__Exercise details__:
Copy nothing but the text: reproduce each line of the listing exactly and leave the pictures out.

__Rows__:

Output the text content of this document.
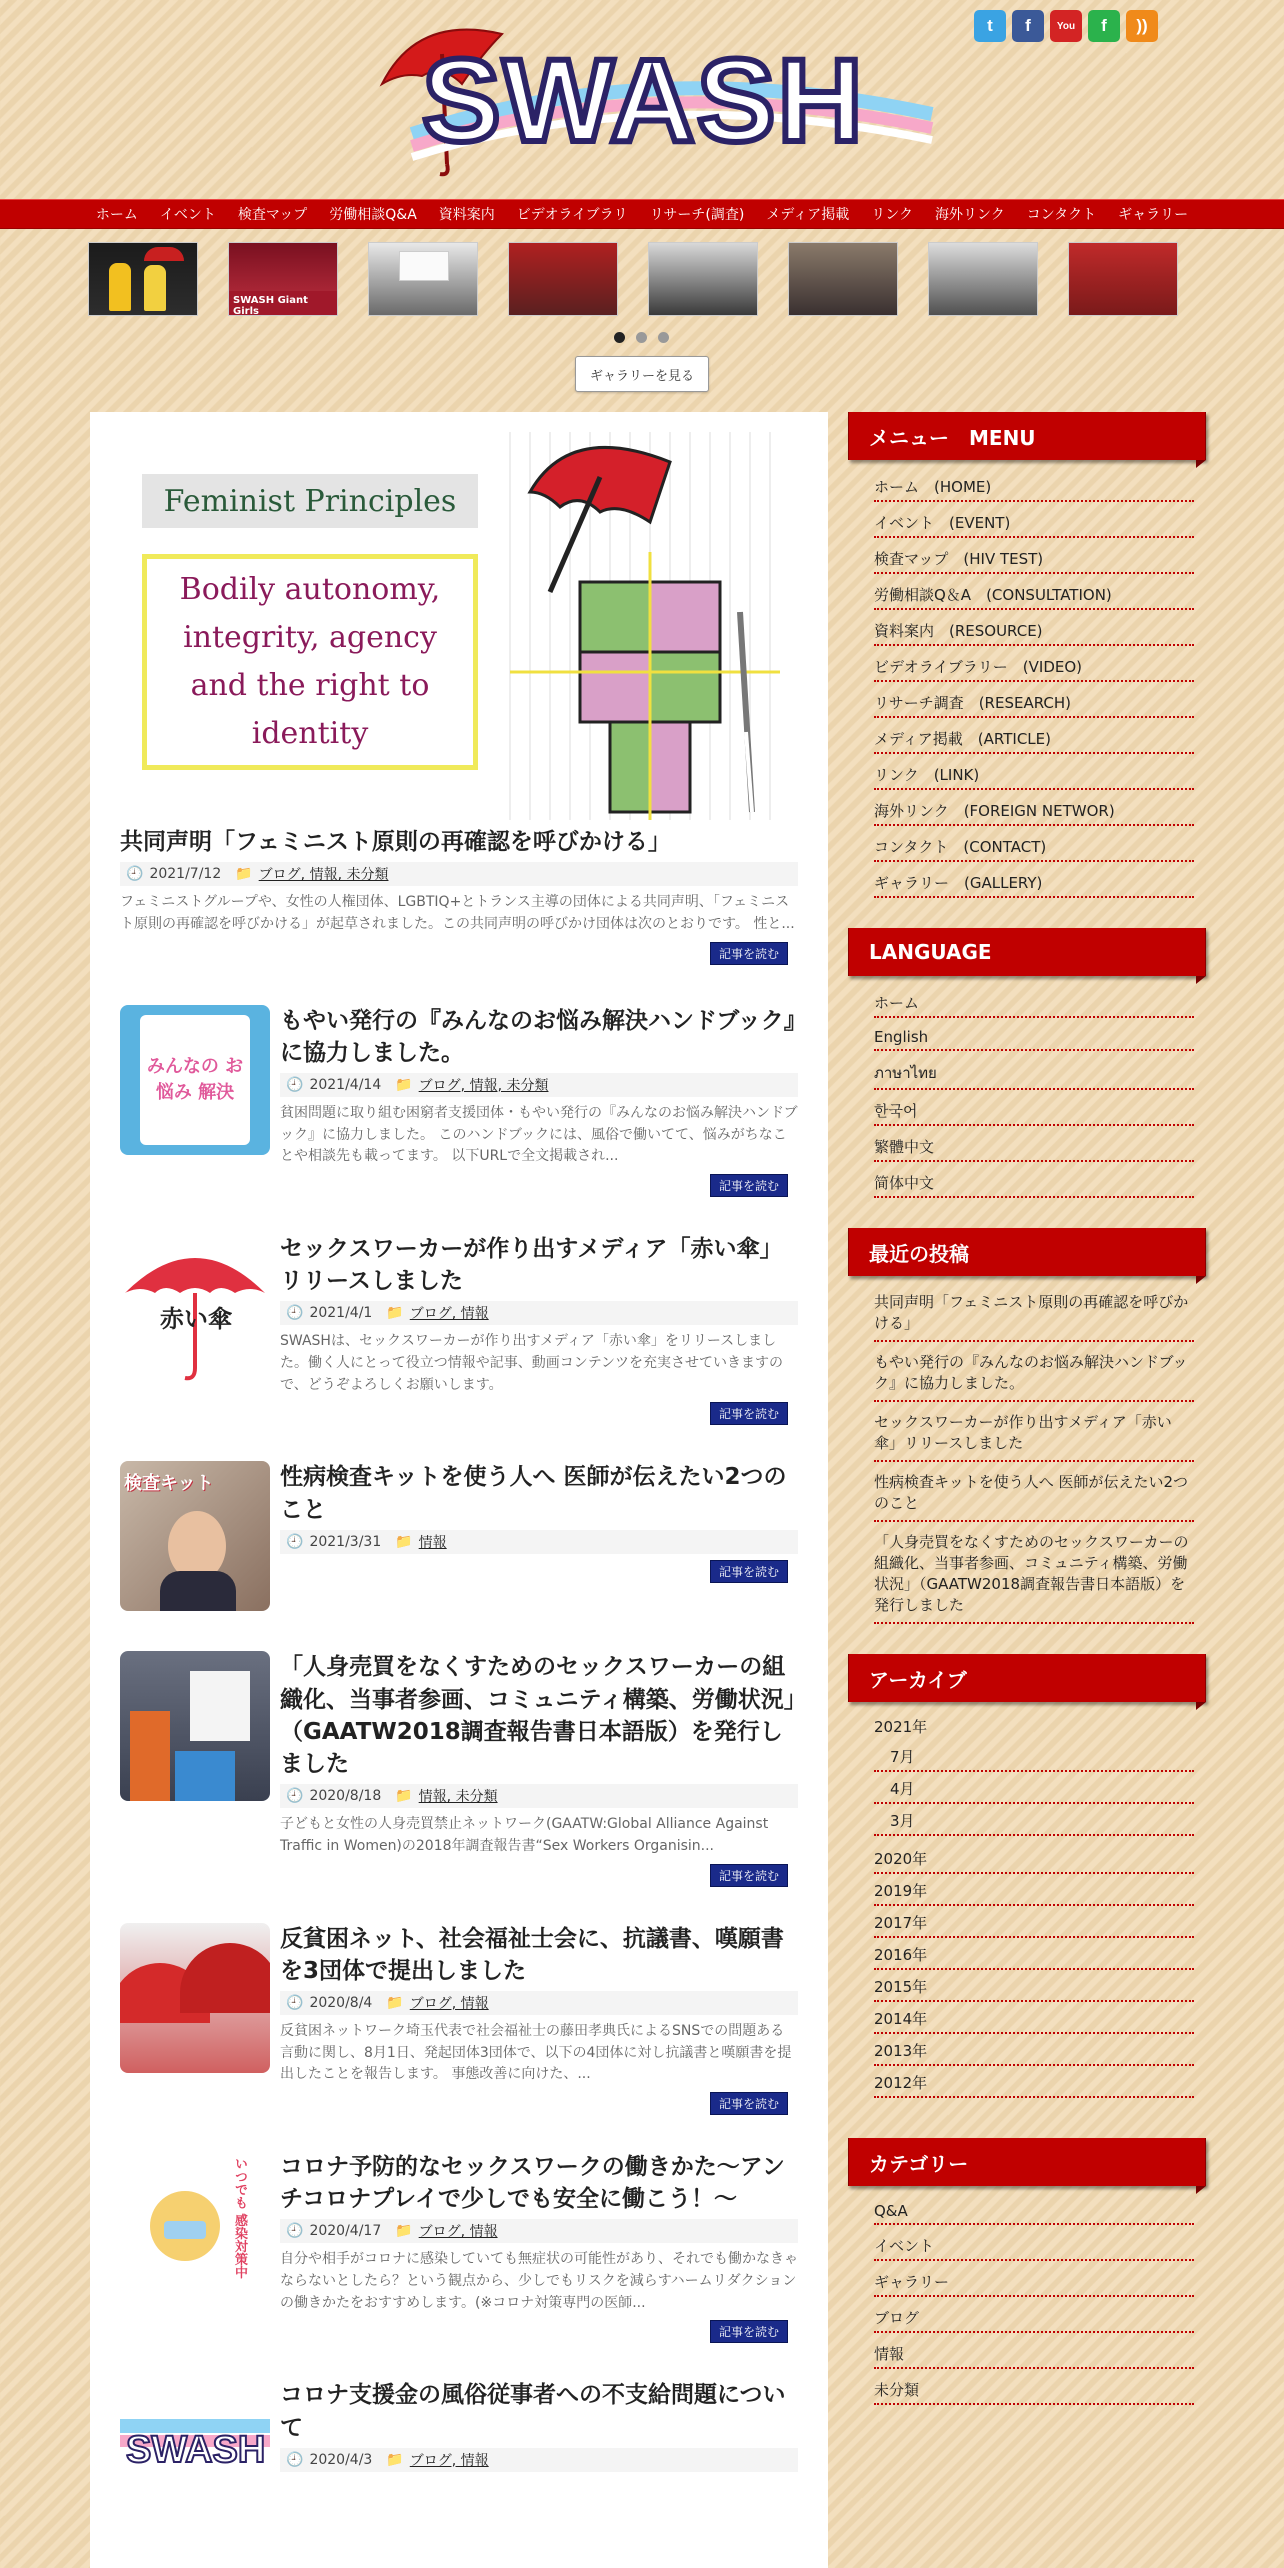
t	f	You	f	))
SWASH
ホーム	イベント	検査マップ	労働相談Q&A	資料案内	ビデオライブラリ	リサーチ(調査)	メディア掲載	リンク	海外リンク	コンタクト	ギャラリー
SWASH Giant Girls
ギャラリーを見る
Feminist Principles
Bodily autonomy, integrity, agency and the right to identity
共同声明「フェミニスト原則の再確認を呼びかける」
🕘 2021/7/12 📁 ブログ, 情報, 未分類
フェミニストグループや、女性の人権団体、LGBTIQ+とトランス主導の団体による共同声明、「フェミニスト原則の再確認を呼びかける」が起草されました。この共同声明の呼びかけ団体は次のとおりです。 性と...
記事を読む
みんなの お悩み 解決
もやい発行の『みんなのお悩み解決ハンドブック』に協力しました。
🕘 2021/4/14 📁 ブログ, 情報, 未分類
貧困問題に取り組む困窮者支援団体・もやい発行の『みんなのお悩み解決ハンドブック』に協力しました。 このハンドブックには、風俗で働いてて、悩みがちなことや相談先も載ってます。 以下URLで全文掲載され...
記事を読む
赤い傘
セックスワーカーが作り出すメディア「赤い傘」リリースしました
🕘 2021/4/1 📁 ブログ, 情報
SWASHは、セックスワーカーが作り出すメディア「赤い傘」をリリースしました。働く人にとって役立つ情報や記事、動画コンテンツを充実させていきますので、どうぞよろしくお願いします。
記事を読む
検査キット	性病検査キットを使う人へ 医師が伝えたい2つのこと
🕘 2021/3/31 📁 情報
記事を読む
「人身売買をなくすためのセックスワーカーの組織化、当事者参画、コミュニティ構築、労働状況」（GAATW2018調査報告書日本語版）を発行しました
🕘 2020/8/18 📁 情報, 未分類
子どもと女性の人身売買禁止ネットワーク(GAATW:Global Alliance Against Traffic in Women)の2018年調査報告書“Sex Workers Organisin...
記事を読む
反貧困ネット、社会福祉士会に、抗議書、嘆願書を3団体で提出しました
🕘 2020/8/4 📁 ブログ, 情報
反貧困ネットワーク埼玉代表で社会福祉士の藤田孝典氏によるSNSでの問題ある言動に関し、8月1日、発起団体3団体で、以下の4団体に対し抗議書と嘆願書を提出したことを報告します。 事態改善に向けた、...
記事を読む
いつでも 感染対策中 コロナ予防的なセックスワークの働きかた～アンチコロナプレイで少しでも安全に働こう！～
🕘 2020/4/17 📁 ブログ, 情報
自分や相手がコロナに感染していても無症状の可能性があり、それでも働かなきゃならないとしたら？という観点から、少しでもリスクを減らすハームリダクションの働きかたをおすすめします。(※コロナ対策専門の医師...
記事を読む
SWASH
コロナ支援金の風俗従事者への不支給問題について
🕘 2020/4/3 📁 ブログ, 情報
メニュー　MENU
ホーム　(HOME)
イベント　(EVENT)
検査マップ　(HIV TEST)
労働相談Q＆A　(CONSULTATION)
資料案内　(RESOURCE)
ビデオライブラリー　(VIDEO)
リサーチ調査　(RESEARCH)
メディア掲載　(ARTICLE)
リンク　(LINK)
海外リンク　(FOREIGN NETWOR)
コンタクト　(CONTACT)
ギャラリー　(GALLERY)
LANGUAGE
ホーム
English
ภาษาไทย
한국어
繁體中文
简体中文
最近の投稿
共同声明「フェミニスト原則の再確認を呼びかける」
もやい発行の『みんなのお悩み解決ハンドブック』に協力しました。
セックスワーカーが作り出すメディア「赤い傘」リリースしました
性病検査キットを使う人へ 医師が伝えたい2つのこと
「人身売買をなくすためのセックスワーカーの組織化、当事者参画、コミュニティ構築、労働状況」（GAATW2018調査報告書日本語版）を発行しました
アーカイブ
2021年
7月
4月
3月
2020年
2019年
2017年
2016年
2015年
2014年
2013年
2012年
カテゴリー
Q&A
イベント
ギャラリー
ブログ
情報
未分類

__Completed exercise__:
Output the text content of this document.
t	f	You	f	))
SWASH
ホーム	イベント	検査マップ	労働相談Q&A	資料案内	ビデオライブラリ	リサーチ(調査)	メディア掲載	リンク	海外リンク	コンタクト	ギャラリー
SWASH Giant Girls
ギャラリーを見る
Feminist Principles
Bodily autonomy, integrity, agency and the right to identity
共同声明「フェミニスト原則の再確認を呼びかける」
🕘 2021/7/12 📁 ブログ, 情報, 未分類
フェミニストグループや、女性の人権団体、LGBTIQ+とトランス主導の団体による共同声明、「フェミニスト原則の再確認を呼びかける」が起草されました。この共同声明の呼びかけ団体は次のとおりです。 性と...
記事を読む
みんなの お悩み 解決
もやい発行の『みんなのお悩み解決ハンドブック』に協力しました。
🕘 2021/4/14 📁 ブログ, 情報, 未分類
貧困問題に取り組む困窮者支援団体・もやい発行の『みんなのお悩み解決ハンドブック』に協力しました。 このハンドブックには、風俗で働いてて、悩みがちなことや相談先も載ってます。 以下URLで全文掲載され...
記事を読む
赤い傘
セックスワーカーが作り出すメディア「赤い傘」リリースしました
🕘 2021/4/1 📁 ブログ, 情報
SWASHは、セックスワーカーが作り出すメディア「赤い傘」をリリースしました。働く人にとって役立つ情報や記事、動画コンテンツを充実させていきますので、どうぞよろしくお願いします。
記事を読む
検査キット	性病検査キットを使う人へ 医師が伝えたい2つのこと
🕘 2021/3/31 📁 情報
記事を読む
「人身売買をなくすためのセックスワーカーの組織化、当事者参画、コミュニティ構築、労働状況」（GAATW2018調査報告書日本語版）を発行しました
🕘 2020/8/18 📁 情報, 未分類
子どもと女性の人身売買禁止ネットワーク(GAATW:Global Alliance Against Traffic in Women)の2018年調査報告書“Sex Workers Organisin...
記事を読む
反貧困ネット、社会福祉士会に、抗議書、嘆願書を3団体で提出しました
🕘 2020/8/4 📁 ブログ, 情報
反貧困ネットワーク埼玉代表で社会福祉士の藤田孝典氏によるSNSでの問題ある言動に関し、8月1日、発起団体3団体で、以下の4団体に対し抗議書と嘆願書を提出したことを報告します。 事態改善に向けた、...
記事を読む
いつでも 感染対策中 コロナ予防的なセックスワークの働きかた～アンチコロナプレイで少しでも安全に働こう！～
🕘 2020/4/17 📁 ブログ, 情報
自分や相手がコロナに感染していても無症状の可能性があり、それでも働かなきゃならないとしたら？という観点から、少しでもリスクを減らすハームリダクションの働きかたをおすすめします。(※コロナ対策専門の医師...
記事を読む
SWASH
コロナ支援金の風俗従事者への不支給問題について
🕘 2020/4/3 📁 ブログ, 情報
メニュー　MENU
ホーム　(HOME)
イベント　(EVENT)
検査マップ　(HIV TEST)
労働相談Q＆A　(CONSULTATION)
資料案内　(RESOURCE)
ビデオライブラリー　(VIDEO)
リサーチ調査　(RESEARCH)
メディア掲載　(ARTICLE)
リンク　(LINK)
海外リンク　(FOREIGN NETWOR)
コンタクト　(CONTACT)
ギャラリー　(GALLERY)
LANGUAGE
ホーム
English
ภาษาไทย
한국어
繁體中文
简体中文
最近の投稿
共同声明「フェミニスト原則の再確認を呼びかける」
もやい発行の『みんなのお悩み解決ハンドブック』に協力しました。
セックスワーカーが作り出すメディア「赤い傘」リリースしました
性病検査キットを使う人へ 医師が伝えたい2つのこと
「人身売買をなくすためのセックスワーカーの組織化、当事者参画、コミュニティ構築、労働状況」（GAATW2018調査報告書日本語版）を発行しました
アーカイブ
2021年
7月
4月
3月
2020年
2019年
2017年
2016年
2015年
2014年
2013年
2012年
カテゴリー
Q&A
イベント
ギャラリー
ブログ
情報
未分類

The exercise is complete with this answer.